Write out the whole listing again, exactly.

### Data for this exercise ###

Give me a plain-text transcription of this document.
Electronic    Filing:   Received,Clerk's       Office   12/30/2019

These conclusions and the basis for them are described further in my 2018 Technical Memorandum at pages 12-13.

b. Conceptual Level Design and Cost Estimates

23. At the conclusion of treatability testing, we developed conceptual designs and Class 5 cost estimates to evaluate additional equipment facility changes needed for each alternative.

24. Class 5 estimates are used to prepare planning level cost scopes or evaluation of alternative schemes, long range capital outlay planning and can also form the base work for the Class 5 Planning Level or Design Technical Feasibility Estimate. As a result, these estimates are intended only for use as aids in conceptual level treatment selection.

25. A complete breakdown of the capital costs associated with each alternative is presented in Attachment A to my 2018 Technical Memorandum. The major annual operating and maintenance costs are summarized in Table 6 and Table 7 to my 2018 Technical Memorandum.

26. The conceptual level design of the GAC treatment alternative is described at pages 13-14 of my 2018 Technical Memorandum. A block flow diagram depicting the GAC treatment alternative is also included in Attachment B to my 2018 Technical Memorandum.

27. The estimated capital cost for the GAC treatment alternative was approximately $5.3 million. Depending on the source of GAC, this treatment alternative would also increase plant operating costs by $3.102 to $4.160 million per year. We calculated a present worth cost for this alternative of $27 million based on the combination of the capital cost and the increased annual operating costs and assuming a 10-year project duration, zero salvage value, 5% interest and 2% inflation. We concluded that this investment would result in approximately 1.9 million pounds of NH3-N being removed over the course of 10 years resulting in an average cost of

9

###

## Correct response:
Give me a plain-text transcription of this document.
Electronic    Filing:   Received,Clerk's       Office   12/30/2019

These conclusions and the basis for them are described further in my 2018 Technical Memorandum at pages 12-13.

b. Conceptual Level Design and Cost Estimates

23. At the conclusion of treatability testing, we developed conceptual designs and Class 5 cost estimates to evaluate additional equipment facility changes needed for each alternative.

24. Class 5 estimates are used to prepare planning level cost scopes or evaluation of alternative schemes, long range capital outlay planning and can also form the base work for the Class 5 Planning Level or Design Technical Feasibility Estimate. As a result, these estimates are intended only for use as aids in conceptual level treatment selection.

25. A complete breakdown of the capital costs associated with each alternative is presented in Attachment A to my 2018 Technical Memorandum. The major annual operating and maintenance costs are summarized in Table 6 and Table 7 to my 2018 Technical Memorandum.

26. The conceptual level design of the GAC treatment alternative is described at pages 13-14 of my 2018 Technical Memorandum. A block flow diagram depicting the GAC treatment alternative is also included in Attachment B to my 2018 Technical Memorandum.

27. The estimated capital cost for the GAC treatment alternative was approximately $5.3 million. Depending on the source of GAC, this treatment alternative would also increase plant operating costs by $3.102 to $4.160 million per year. We calculated a present worth cost for this alternative of $27 million based on the combination of the capital cost and the increased annual operating costs and assuming a 10-year project duration, zero salvage value, 5% interest and 2% inflation. We concluded that this investment would result in approximately 1.9 million pounds of NH3-N being removed over the course of 10 years resulting in an average cost of

9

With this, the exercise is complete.